• REQUEST: Omit the images, then output each of the records below exactly.

• DATASET EXCERPTS:
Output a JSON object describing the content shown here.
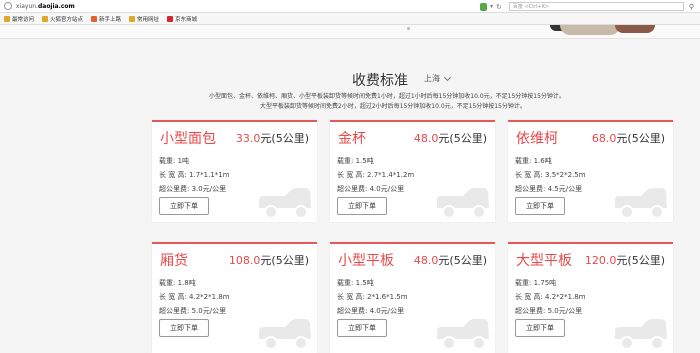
{
  "browser": {
    "url_prefix": "xiayun.",
    "url_domain": "daojia.com",
    "search_placeholder": "百度 <Ctrl+K>",
    "bookmarks": [
      {
        "label": "最常访问",
        "icon": "star-folder-icon",
        "color": "#e4a52b"
      },
      {
        "label": "火狐官方站点",
        "icon": "folder-icon",
        "color": "#e4a52b"
      },
      {
        "label": "新手上路",
        "icon": "firefox-icon",
        "color": "#e2632b"
      },
      {
        "label": "常用网址",
        "icon": "folder-icon",
        "color": "#e4a52b"
      },
      {
        "label": "京东商城",
        "icon": "jd-icon",
        "color": "#d9232d"
      }
    ]
  },
  "page": {
    "title": "收费标准",
    "city": "上海",
    "desc_line1": "小型面包、金杯、依维柯、厢货、小型平板装卸货等候时间免费1小时，超过1小时后每15分钟加收10.0元，不足15分钟按15分钟计。",
    "desc_line2": "大型平板装卸货等候时间免费2小时，超过2小时后每15分钟加收10.0元，不足15分钟按15分钟计。"
  },
  "labels": {
    "load": "载重: ",
    "dims": "长 宽 高: ",
    "extra": "超公里费: ",
    "unit_suffix": "元(5公里)",
    "order": "立即下单"
  },
  "vehicles": [
    {
      "name": "小型面包",
      "price": "33.0",
      "load": "1吨",
      "dims": "1.7*1.1*1m",
      "extra": "3.0元/公里"
    },
    {
      "name": "金杯",
      "price": "48.0",
      "load": "1.5吨",
      "dims": "2.7*1.4*1.2m",
      "extra": "4.0元/公里"
    },
    {
      "name": "依维柯",
      "price": "68.0",
      "load": "1.6吨",
      "dims": "3.5*2*2.5m",
      "extra": "4.5元/公里"
    },
    {
      "name": "厢货",
      "price": "108.0",
      "load": "1.8吨",
      "dims": "4.2*2*1.8m",
      "extra": "5.0元/公里"
    },
    {
      "name": "小型平板",
      "price": "48.0",
      "load": "1.5吨",
      "dims": "2*1.6*1.5m",
      "extra": "4.0元/公里"
    },
    {
      "name": "大型平板",
      "price": "120.0",
      "load": "1.75吨",
      "dims": "4.2*2*1.8m",
      "extra": "5.0元/公里"
    }
  ],
  "colors": {
    "accent": "#e54a4a",
    "car_icon": "#e9e9e9"
  }
}
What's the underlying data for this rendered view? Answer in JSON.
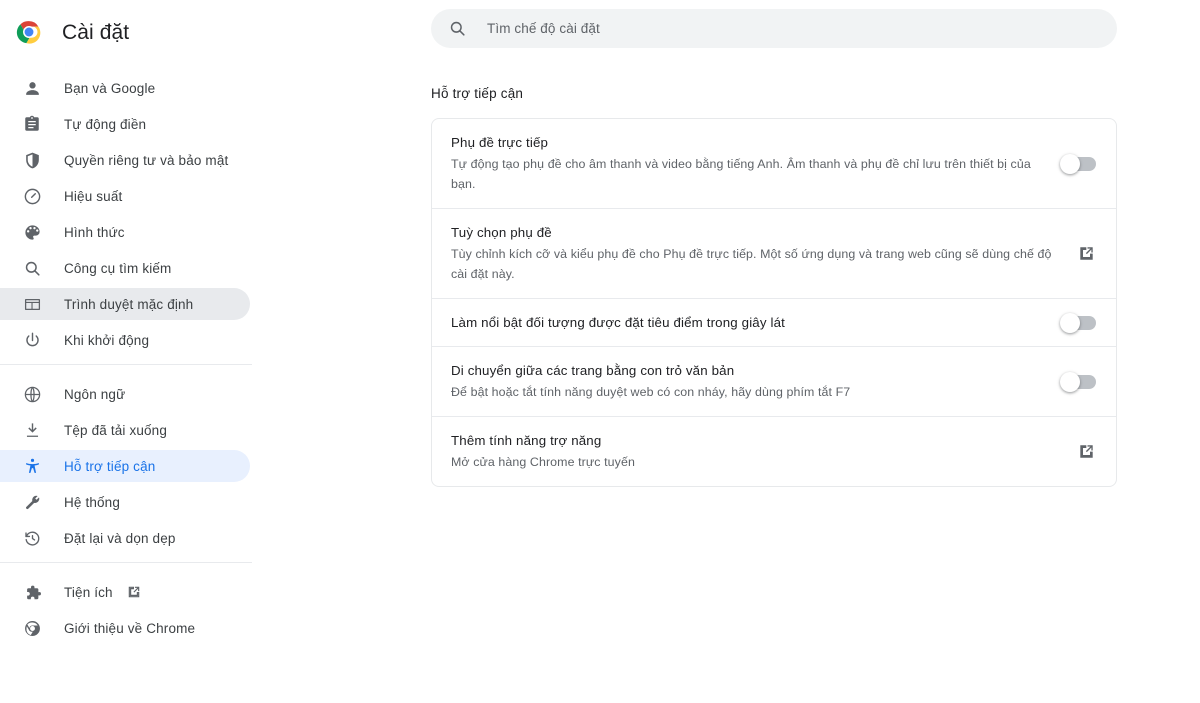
{
  "app": {
    "title": "Cài đặt",
    "logo_icon": "chrome-logo"
  },
  "search": {
    "placeholder": "Tìm chế độ cài đặt",
    "value": "",
    "icon": "search-icon"
  },
  "sidebar": {
    "groups": [
      {
        "items": [
          {
            "label": "Bạn và Google",
            "icon": "person-icon",
            "state": "normal"
          },
          {
            "label": "Tự động điền",
            "icon": "clipboard-icon",
            "state": "normal"
          },
          {
            "label": "Quyền riêng tư và bảo mật",
            "icon": "shield-icon",
            "state": "normal"
          },
          {
            "label": "Hiệu suất",
            "icon": "speedometer-icon",
            "state": "normal"
          },
          {
            "label": "Hình thức",
            "icon": "palette-icon",
            "state": "normal"
          },
          {
            "label": "Công cụ tìm kiếm",
            "icon": "search-icon",
            "state": "normal"
          },
          {
            "label": "Trình duyệt mặc định",
            "icon": "browser-window-icon",
            "state": "hovered"
          },
          {
            "label": "Khi khởi động",
            "icon": "power-icon",
            "state": "normal"
          }
        ]
      },
      {
        "items": [
          {
            "label": "Ngôn ngữ",
            "icon": "globe-icon",
            "state": "normal"
          },
          {
            "label": "Tệp đã tải xuống",
            "icon": "download-icon",
            "state": "normal"
          },
          {
            "label": "Hỗ trợ tiếp cận",
            "icon": "accessibility-icon",
            "state": "active"
          },
          {
            "label": "Hệ thống",
            "icon": "wrench-icon",
            "state": "normal"
          },
          {
            "label": "Đặt lại và dọn dẹp",
            "icon": "restore-icon",
            "state": "normal"
          }
        ]
      },
      {
        "items": [
          {
            "label": "Tiện ích",
            "icon": "puzzle-icon",
            "state": "normal",
            "external": true
          },
          {
            "label": "Giới thiệu về Chrome",
            "icon": "chrome-outline-icon",
            "state": "normal"
          }
        ]
      }
    ]
  },
  "main": {
    "section_title": "Hỗ trợ tiếp cận",
    "rows": [
      {
        "title": "Phụ đề trực tiếp",
        "subtitle": "Tự động tạo phụ đề cho âm thanh và video bằng tiếng Anh. Âm thanh và phụ đề chỉ lưu trên thiết bị của bạn.",
        "action": "toggle",
        "toggle_on": false
      },
      {
        "title": "Tuỳ chọn phụ đề",
        "subtitle": "Tùy chỉnh kích cỡ và kiểu phụ đề cho Phụ đề trực tiếp. Một số ứng dụng và trang web cũng sẽ dùng chế độ cài đặt này.",
        "action": "external-link"
      },
      {
        "title": "Làm nổi bật đối tượng được đặt tiêu điểm trong giây lát",
        "subtitle": "",
        "action": "toggle",
        "toggle_on": false
      },
      {
        "title": "Di chuyển giữa các trang bằng con trỏ văn bản",
        "subtitle": "Để bật hoặc tắt tính năng duyệt web có con nháy, hãy dùng phím tắt F7",
        "action": "toggle",
        "toggle_on": false
      },
      {
        "title": "Thêm tính năng trợ năng",
        "subtitle": "Mở cửa hàng Chrome trực tuyến",
        "action": "external-link"
      }
    ]
  },
  "colors": {
    "accent": "#1a73e8",
    "active_pill": "#e8f0fe",
    "hover_pill": "#e8eaed",
    "text_primary": "#202124",
    "text_secondary": "#5f6368",
    "toggle_off_track": "#bdc1c6",
    "card_border": "#e7e9eb",
    "search_bg": "#f1f3f4"
  }
}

• SOLUTION FOR THIS EXERCISE:
Output a JSON object describing the content shown here.
{
  "browser": {
    "url_prefix": "xiayun.",
    "url_domain": "daojia.com",
    "search_placeholder": "百度 <Ctrl+K>",
    "bookmarks": [
      {
        "label": "最常访问",
        "icon": "star-folder-icon",
        "color": "#e4a52b"
      },
      {
        "label": "火狐官方站点",
        "icon": "folder-icon",
        "color": "#e4a52b"
      },
      {
        "label": "新手上路",
        "icon": "firefox-icon",
        "color": "#e2632b"
      },
      {
        "label": "常用网址",
        "icon": "folder-icon",
        "color": "#e4a52b"
      },
      {
        "label": "京东商城",
        "icon": "jd-icon",
        "color": "#d9232d"
      }
    ]
  },
  "page": {
    "title": "收费标准",
    "city": "上海",
    "desc_line1": "小型面包、金杯、依维柯、厢货、小型平板装卸货等候时间免费1小时，超过1小时后每15分钟加收10.0元，不足15分钟按15分钟计。",
    "desc_line2": "大型平板装卸货等候时间免费2小时，超过2小时后每15分钟加收10.0元，不足15分钟按15分钟计。"
  },
  "labels": {
    "load": "载重: ",
    "dims": "长 宽 高: ",
    "extra": "超公里费: ",
    "unit_suffix": "元(5公里)",
    "order": "立即下单"
  },
  "vehicles": [
    {
      "name": "小型面包",
      "price": "33.0",
      "load": "1吨",
      "dims": "1.7*1.1*1m",
      "extra": "3.0元/公里"
    },
    {
      "name": "金杯",
      "price": "48.0",
      "load": "1.5吨",
      "dims": "2.7*1.4*1.2m",
      "extra": "4.0元/公里"
    },
    {
      "name": "依维柯",
      "price": "68.0",
      "load": "1.6吨",
      "dims": "3.5*2*2.5m",
      "extra": "4.5元/公里"
    },
    {
      "name": "厢货",
      "price": "108.0",
      "load": "1.8吨",
      "dims": "4.2*2*1.8m",
      "extra": "5.0元/公里"
    },
    {
      "name": "小型平板",
      "price": "48.0",
      "load": "1.5吨",
      "dims": "2*1.6*1.5m",
      "extra": "4.0元/公里"
    },
    {
      "name": "大型平板",
      "price": "120.0",
      "load": "1.75吨",
      "dims": "4.2*2*1.8m",
      "extra": "5.0元/公里"
    }
  ],
  "colors": {
    "accent": "#e54a4a",
    "car_icon": "#e9e9e9"
  }
}
What's the underlying data for this rendered view? Answer in JSON.
{
  "app": {
    "title": "Cài đặt",
    "logo_icon": "chrome-logo"
  },
  "search": {
    "placeholder": "Tìm chế độ cài đặt",
    "value": "",
    "icon": "search-icon"
  },
  "sidebar": {
    "groups": [
      {
        "items": [
          {
            "label": "Bạn và Google",
            "icon": "person-icon",
            "state": "normal"
          },
          {
            "label": "Tự động điền",
            "icon": "clipboard-icon",
            "state": "normal"
          },
          {
            "label": "Quyền riêng tư và bảo mật",
            "icon": "shield-icon",
            "state": "normal"
          },
          {
            "label": "Hiệu suất",
            "icon": "speedometer-icon",
            "state": "normal"
          },
          {
            "label": "Hình thức",
            "icon": "palette-icon",
            "state": "normal"
          },
          {
            "label": "Công cụ tìm kiếm",
            "icon": "search-icon",
            "state": "normal"
          },
          {
            "label": "Trình duyệt mặc định",
            "icon": "browser-window-icon",
            "state": "hovered"
          },
          {
            "label": "Khi khởi động",
            "icon": "power-icon",
            "state": "normal"
          }
        ]
      },
      {
        "items": [
          {
            "label": "Ngôn ngữ",
            "icon": "globe-icon",
            "state": "normal"
          },
          {
            "label": "Tệp đã tải xuống",
            "icon": "download-icon",
            "state": "normal"
          },
          {
            "label": "Hỗ trợ tiếp cận",
            "icon": "accessibility-icon",
            "state": "active"
          },
          {
            "label": "Hệ thống",
            "icon": "wrench-icon",
            "state": "normal"
          },
          {
            "label": "Đặt lại và dọn dẹp",
            "icon": "restore-icon",
            "state": "normal"
          }
        ]
      },
      {
        "items": [
          {
            "label": "Tiện ích",
            "icon": "puzzle-icon",
            "state": "normal",
            "external": true
          },
          {
            "label": "Giới thiệu về Chrome",
            "icon": "chrome-outline-icon",
            "state": "normal"
          }
        ]
      }
    ]
  },
  "main": {
    "section_title": "Hỗ trợ tiếp cận",
    "rows": [
      {
        "title": "Phụ đề trực tiếp",
        "subtitle": "Tự động tạo phụ đề cho âm thanh và video bằng tiếng Anh. Âm thanh và phụ đề chỉ lưu trên thiết bị của bạn.",
        "action": "toggle",
        "toggle_on": false
      },
      {
        "title": "Tuỳ chọn phụ đề",
        "subtitle": "Tùy chỉnh kích cỡ và kiểu phụ đề cho Phụ đề trực tiếp. Một số ứng dụng và trang web cũng sẽ dùng chế độ cài đặt này.",
        "action": "external-link"
      },
      {
        "title": "Làm nổi bật đối tượng được đặt tiêu điểm trong giây lát",
        "subtitle": "",
        "action": "toggle",
        "toggle_on": false
      },
      {
        "title": "Di chuyển giữa các trang bằng con trỏ văn bản",
        "subtitle": "Để bật hoặc tắt tính năng duyệt web có con nháy, hãy dùng phím tắt F7",
        "action": "toggle",
        "toggle_on": false
      },
      {
        "title": "Thêm tính năng trợ năng",
        "subtitle": "Mở cửa hàng Chrome trực tuyến",
        "action": "external-link"
      }
    ]
  },
  "colors": {
    "accent": "#1a73e8",
    "active_pill": "#e8f0fe",
    "hover_pill": "#e8eaed",
    "text_primary": "#202124",
    "text_secondary": "#5f6368",
    "toggle_off_track": "#bdc1c6",
    "card_border": "#e7e9eb",
    "search_bg": "#f1f3f4"
  }
}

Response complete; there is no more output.